** BEGIN Information given **

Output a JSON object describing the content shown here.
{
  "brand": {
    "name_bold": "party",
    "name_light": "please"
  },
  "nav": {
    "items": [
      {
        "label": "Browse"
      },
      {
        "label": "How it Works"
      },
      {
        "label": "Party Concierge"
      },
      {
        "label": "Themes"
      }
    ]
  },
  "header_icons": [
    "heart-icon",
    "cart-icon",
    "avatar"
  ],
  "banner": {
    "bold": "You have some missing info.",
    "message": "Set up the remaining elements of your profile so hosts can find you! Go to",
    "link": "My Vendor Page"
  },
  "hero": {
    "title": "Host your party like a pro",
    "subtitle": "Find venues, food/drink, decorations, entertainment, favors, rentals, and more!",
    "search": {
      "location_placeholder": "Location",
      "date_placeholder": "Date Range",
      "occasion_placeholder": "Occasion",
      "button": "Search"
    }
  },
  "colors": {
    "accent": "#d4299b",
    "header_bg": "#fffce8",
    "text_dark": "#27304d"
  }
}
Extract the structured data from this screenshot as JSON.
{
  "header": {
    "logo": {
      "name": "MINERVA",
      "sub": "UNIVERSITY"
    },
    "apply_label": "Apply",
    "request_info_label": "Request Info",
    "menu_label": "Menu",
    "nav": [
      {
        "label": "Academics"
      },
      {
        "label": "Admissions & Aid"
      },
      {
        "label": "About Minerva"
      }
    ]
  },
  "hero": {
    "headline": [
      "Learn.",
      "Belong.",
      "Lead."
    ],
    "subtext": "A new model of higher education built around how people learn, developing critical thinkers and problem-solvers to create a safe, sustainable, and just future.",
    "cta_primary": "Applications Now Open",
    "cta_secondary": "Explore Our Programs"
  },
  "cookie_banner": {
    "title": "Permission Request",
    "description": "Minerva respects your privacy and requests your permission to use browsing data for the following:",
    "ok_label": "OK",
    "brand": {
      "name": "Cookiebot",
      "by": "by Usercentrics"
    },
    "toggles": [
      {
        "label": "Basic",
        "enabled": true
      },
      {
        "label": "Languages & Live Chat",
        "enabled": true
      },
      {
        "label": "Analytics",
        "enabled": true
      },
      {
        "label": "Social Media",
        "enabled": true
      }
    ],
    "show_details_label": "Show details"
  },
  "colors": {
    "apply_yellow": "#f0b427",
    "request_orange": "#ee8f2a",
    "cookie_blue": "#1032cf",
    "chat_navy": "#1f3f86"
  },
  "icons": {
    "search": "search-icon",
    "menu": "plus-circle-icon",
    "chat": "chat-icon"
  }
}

** END Information given **

In the listing, find all lines with the string "data" and copy them.

#### Answer below
Extract the structured data from this screenshot as JSON.
    "description": "Minerva respects your privacy and requests your permission to use browsing data for the following:",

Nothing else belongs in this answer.